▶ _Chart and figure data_
--------

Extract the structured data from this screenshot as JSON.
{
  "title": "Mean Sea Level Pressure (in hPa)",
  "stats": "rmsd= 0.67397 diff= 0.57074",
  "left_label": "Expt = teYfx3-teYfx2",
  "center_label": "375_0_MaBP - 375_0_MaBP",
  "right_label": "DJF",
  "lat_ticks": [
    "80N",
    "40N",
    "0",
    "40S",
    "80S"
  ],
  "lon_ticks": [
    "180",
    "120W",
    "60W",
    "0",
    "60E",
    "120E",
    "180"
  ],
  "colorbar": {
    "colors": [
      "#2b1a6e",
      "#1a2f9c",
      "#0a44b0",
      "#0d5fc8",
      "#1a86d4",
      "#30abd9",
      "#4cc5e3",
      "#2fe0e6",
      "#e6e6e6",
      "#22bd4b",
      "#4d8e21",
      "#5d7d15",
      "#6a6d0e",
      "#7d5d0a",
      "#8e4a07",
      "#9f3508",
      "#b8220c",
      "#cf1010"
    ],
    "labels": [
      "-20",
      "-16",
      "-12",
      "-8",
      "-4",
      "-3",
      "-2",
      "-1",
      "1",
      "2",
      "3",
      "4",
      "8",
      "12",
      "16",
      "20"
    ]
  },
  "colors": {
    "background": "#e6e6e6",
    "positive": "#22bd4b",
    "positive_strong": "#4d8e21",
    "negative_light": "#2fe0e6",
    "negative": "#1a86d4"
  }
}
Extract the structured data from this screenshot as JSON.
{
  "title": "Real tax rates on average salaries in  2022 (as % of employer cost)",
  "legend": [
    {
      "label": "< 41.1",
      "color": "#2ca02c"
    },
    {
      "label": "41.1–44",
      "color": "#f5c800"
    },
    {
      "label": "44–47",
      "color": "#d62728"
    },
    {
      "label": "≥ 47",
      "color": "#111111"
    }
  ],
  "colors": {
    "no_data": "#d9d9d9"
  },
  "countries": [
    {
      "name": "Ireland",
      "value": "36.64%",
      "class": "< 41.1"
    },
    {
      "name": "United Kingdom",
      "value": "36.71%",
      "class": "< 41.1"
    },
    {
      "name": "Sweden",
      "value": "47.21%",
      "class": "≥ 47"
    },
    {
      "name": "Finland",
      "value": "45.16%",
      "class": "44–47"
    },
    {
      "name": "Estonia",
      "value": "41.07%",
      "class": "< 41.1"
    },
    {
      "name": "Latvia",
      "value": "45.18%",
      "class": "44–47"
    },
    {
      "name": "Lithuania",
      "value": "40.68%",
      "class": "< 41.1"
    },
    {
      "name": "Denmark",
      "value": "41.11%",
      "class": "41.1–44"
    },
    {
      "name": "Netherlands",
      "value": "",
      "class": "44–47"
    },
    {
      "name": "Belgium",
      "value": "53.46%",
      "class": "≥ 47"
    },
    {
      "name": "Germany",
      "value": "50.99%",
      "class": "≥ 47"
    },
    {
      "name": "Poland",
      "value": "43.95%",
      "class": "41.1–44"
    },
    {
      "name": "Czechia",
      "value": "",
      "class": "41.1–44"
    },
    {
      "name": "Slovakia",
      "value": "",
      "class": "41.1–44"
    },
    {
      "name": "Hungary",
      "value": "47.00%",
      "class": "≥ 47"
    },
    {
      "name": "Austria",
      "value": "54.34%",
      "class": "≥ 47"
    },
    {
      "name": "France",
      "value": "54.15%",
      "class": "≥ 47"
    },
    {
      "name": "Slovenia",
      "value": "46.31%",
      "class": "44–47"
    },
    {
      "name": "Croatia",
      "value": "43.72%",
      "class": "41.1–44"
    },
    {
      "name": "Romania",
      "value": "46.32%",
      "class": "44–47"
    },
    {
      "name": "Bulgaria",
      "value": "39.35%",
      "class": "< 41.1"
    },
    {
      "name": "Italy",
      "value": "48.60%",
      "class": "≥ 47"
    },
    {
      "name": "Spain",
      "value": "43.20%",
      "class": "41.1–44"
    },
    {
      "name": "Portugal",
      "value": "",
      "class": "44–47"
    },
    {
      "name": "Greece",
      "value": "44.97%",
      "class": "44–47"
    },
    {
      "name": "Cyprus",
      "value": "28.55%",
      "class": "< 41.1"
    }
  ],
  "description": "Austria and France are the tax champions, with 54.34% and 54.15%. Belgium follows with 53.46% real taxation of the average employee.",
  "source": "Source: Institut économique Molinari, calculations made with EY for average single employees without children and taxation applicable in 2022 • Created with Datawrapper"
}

--------

Answer with one number: how many lines of the entries above include the word "taxation".

▶ _TASK OUTPUT_
2